EXERCISE INSTRUCTIONS | Images should be omitted while the rest of the data is duplicated exactly.

AVAILABLE DATA |
⁂

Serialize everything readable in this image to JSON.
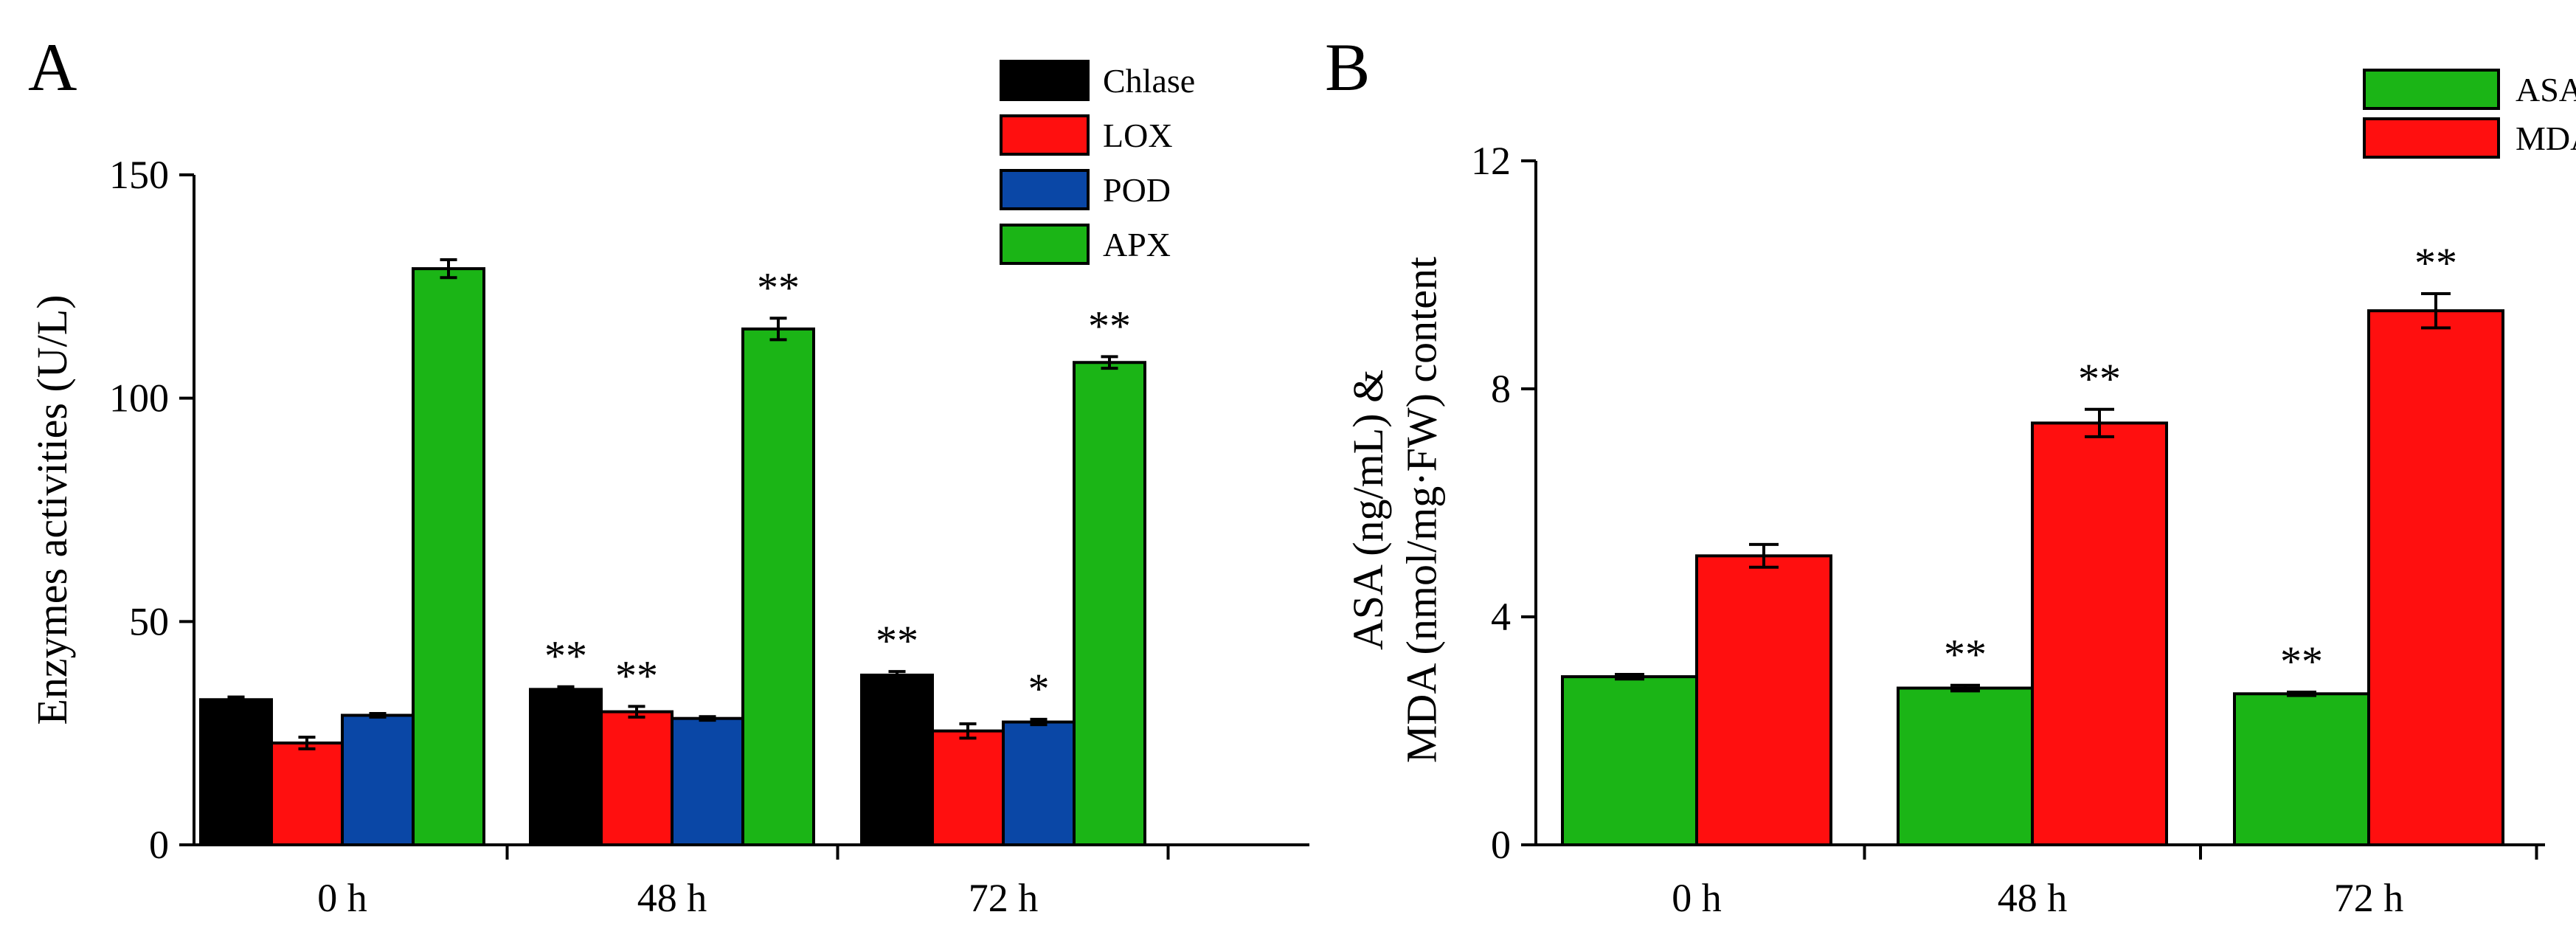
{
  "chart_data": [
    {
      "type": "bar",
      "panel_label": "A",
      "categories": [
        "0 h",
        "48 h",
        "72 h"
      ],
      "series": [
        {
          "name": "Chlase",
          "color": "#000000",
          "values": [
            32.5,
            34.8,
            38.0
          ],
          "errors": [
            0.6,
            0.6,
            0.8
          ],
          "significance": [
            "",
            "**",
            "**"
          ]
        },
        {
          "name": "LOX",
          "color": "#ff0f0f",
          "values": [
            22.8,
            29.8,
            25.5
          ],
          "errors": [
            1.3,
            1.2,
            1.6
          ],
          "significance": [
            "",
            "**",
            ""
          ]
        },
        {
          "name": "POD",
          "color": "#0a47a6",
          "values": [
            29.0,
            28.3,
            27.5
          ],
          "errors": [
            0.4,
            0.4,
            0.6
          ],
          "significance": [
            "",
            "",
            "*"
          ]
        },
        {
          "name": "APX",
          "color": "#1bb516",
          "values": [
            129.0,
            115.5,
            108.0
          ],
          "errors": [
            2.0,
            2.4,
            1.3
          ],
          "significance": [
            "",
            "**",
            "**"
          ]
        }
      ],
      "xlabel": "",
      "ylabel": "Enzymes activities (U/L)",
      "ylim": [
        0,
        150
      ],
      "yticks": [
        0,
        50,
        100,
        150
      ],
      "legend_position": "top-right",
      "grid": false
    },
    {
      "type": "bar",
      "panel_label": "B",
      "categories": [
        "0 h",
        "48 h",
        "72 h"
      ],
      "series": [
        {
          "name": "ASA",
          "color": "#1bb516",
          "values": [
            2.95,
            2.75,
            2.65
          ],
          "errors": [
            0.04,
            0.05,
            0.03
          ],
          "significance": [
            "",
            "**",
            "**"
          ]
        },
        {
          "name": "MDA",
          "color": "#ff0f0f",
          "values": [
            5.07,
            7.4,
            9.37
          ],
          "errors": [
            0.2,
            0.24,
            0.3
          ],
          "significance": [
            "",
            "**",
            "**"
          ]
        }
      ],
      "xlabel": "",
      "ylabel": "ASA (ng/mL) & MDA (nmol/mg·FW) content",
      "ylabel_lines": [
        "ASA (ng/mL) &",
        "MDA (nmol/mg·FW) content"
      ],
      "ylim": [
        0,
        12
      ],
      "yticks": [
        0,
        4,
        8,
        12
      ],
      "legend_position": "top-right",
      "grid": false
    }
  ]
}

⁂

YOUR RESPONSE |
Serialize everything readable in this image to JSON.
{
  "chart_data": [
    {
      "type": "bar",
      "panel_label": "A",
      "categories": [
        "0 h",
        "48 h",
        "72 h"
      ],
      "series": [
        {
          "name": "Chlase",
          "color": "#000000",
          "values": [
            32.5,
            34.8,
            38.0
          ],
          "errors": [
            0.6,
            0.6,
            0.8
          ],
          "significance": [
            "",
            "**",
            "**"
          ]
        },
        {
          "name": "LOX",
          "color": "#ff0f0f",
          "values": [
            22.8,
            29.8,
            25.5
          ],
          "errors": [
            1.3,
            1.2,
            1.6
          ],
          "significance": [
            "",
            "**",
            ""
          ]
        },
        {
          "name": "POD",
          "color": "#0a47a6",
          "values": [
            29.0,
            28.3,
            27.5
          ],
          "errors": [
            0.4,
            0.4,
            0.6
          ],
          "significance": [
            "",
            "",
            "*"
          ]
        },
        {
          "name": "APX",
          "color": "#1bb516",
          "values": [
            129.0,
            115.5,
            108.0
          ],
          "errors": [
            2.0,
            2.4,
            1.3
          ],
          "significance": [
            "",
            "**",
            "**"
          ]
        }
      ],
      "xlabel": "",
      "ylabel": "Enzymes activities (U/L)",
      "ylim": [
        0,
        150
      ],
      "yticks": [
        0,
        50,
        100,
        150
      ],
      "legend_position": "top-right",
      "grid": false
    },
    {
      "type": "bar",
      "panel_label": "B",
      "categories": [
        "0 h",
        "48 h",
        "72 h"
      ],
      "series": [
        {
          "name": "ASA",
          "color": "#1bb516",
          "values": [
            2.95,
            2.75,
            2.65
          ],
          "errors": [
            0.04,
            0.05,
            0.03
          ],
          "significance": [
            "",
            "**",
            "**"
          ]
        },
        {
          "name": "MDA",
          "color": "#ff0f0f",
          "values": [
            5.07,
            7.4,
            9.37
          ],
          "errors": [
            0.2,
            0.24,
            0.3
          ],
          "significance": [
            "",
            "**",
            "**"
          ]
        }
      ],
      "xlabel": "",
      "ylabel": "ASA (ng/mL) & MDA (nmol/mg·FW) content",
      "ylabel_lines": [
        "ASA (ng/mL) &",
        "MDA (nmol/mg·FW) content"
      ],
      "ylim": [
        0,
        12
      ],
      "yticks": [
        0,
        4,
        8,
        12
      ],
      "legend_position": "top-right",
      "grid": false
    }
  ]
}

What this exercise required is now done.